RECORDS SUPPLIED
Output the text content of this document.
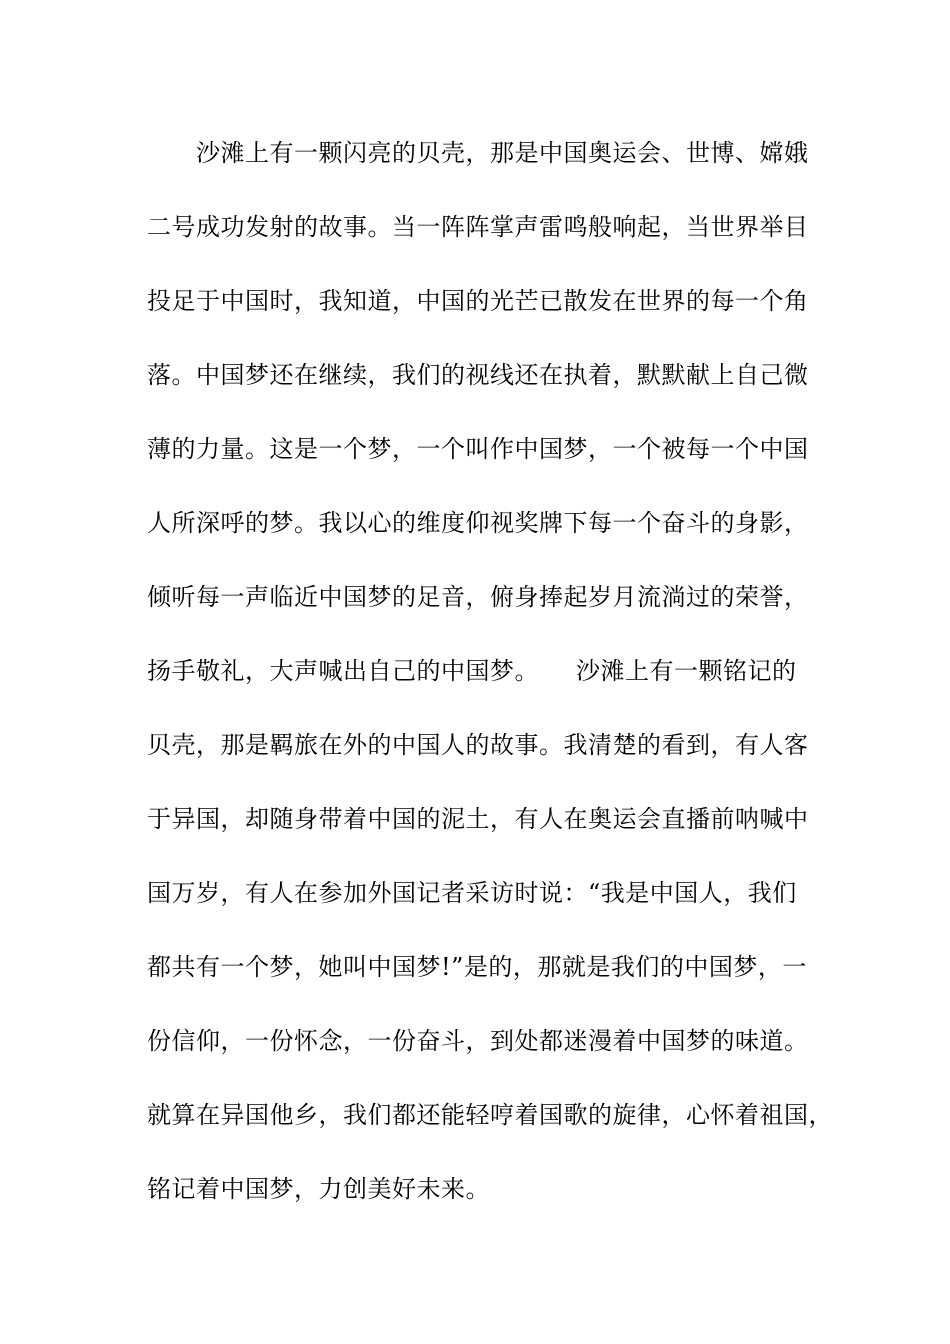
　　沙滩上有一颗闪亮的贝壳，那是中国奥运会、世博、嫦娥
二号成功发射的故事。当一阵阵掌声雷鸣般响起，当世界举目
投足于中国时，我知道，中国的光芒已散发在世界的每一个角
落。中国梦还在继续，我们的视线还在执着，默默献上自己微
薄的力量。这是一个梦，一个叫作中国梦，一个被每一个中国
人所深呼的梦。我以心的维度仰视奖牌下每一个奋斗的身影，
倾听每一声临近中国梦的足音，俯身捧起岁月流淌过的荣誉，
扬手敬礼，大声喊出自己的中国梦。　　沙滩上有一颗铭记的
贝壳，那是羁旅在外的中国人的故事。我清楚的看到，有人客
于异国，却随身带着中国的泥土，有人在奥运会直播前呐喊中
国万岁，有人在参加外国记者采访时说：“我是中国人，我们
都共有一个梦，她叫中国梦!”是的，那就是我们的中国梦，一
份信仰，一份怀念，一份奋斗，到处都迷漫着中国梦的味道。
就算在异国他乡，我们都还能轻哼着国歌的旋律，心怀着祖国，
铭记着中国梦，力创美好未来。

WORK TO BE COMPLETED
Excluding the pictures, reproduce every entry exactly as given.

EXERCISE RESPONSE
Output the text content of this document.
　　沙滩上有一颗闪亮的贝壳，那是中国奥运会、世博、嫦娥
二号成功发射的故事。当一阵阵掌声雷鸣般响起，当世界举目
投足于中国时，我知道，中国的光芒已散发在世界的每一个角
落。中国梦还在继续，我们的视线还在执着，默默献上自己微
薄的力量。这是一个梦，一个叫作中国梦，一个被每一个中国
人所深呼的梦。我以心的维度仰视奖牌下每一个奋斗的身影，
倾听每一声临近中国梦的足音，俯身捧起岁月流淌过的荣誉，
扬手敬礼，大声喊出自己的中国梦。　　沙滩上有一颗铭记的
贝壳，那是羁旅在外的中国人的故事。我清楚的看到，有人客
于异国，却随身带着中国的泥土，有人在奥运会直播前呐喊中
国万岁，有人在参加外国记者采访时说：“我是中国人，我们
都共有一个梦，她叫中国梦!”是的，那就是我们的中国梦，一
份信仰，一份怀念，一份奋斗，到处都迷漫着中国梦的味道。
就算在异国他乡，我们都还能轻哼着国歌的旋律，心怀着祖国，
铭记着中国梦，力创美好未来。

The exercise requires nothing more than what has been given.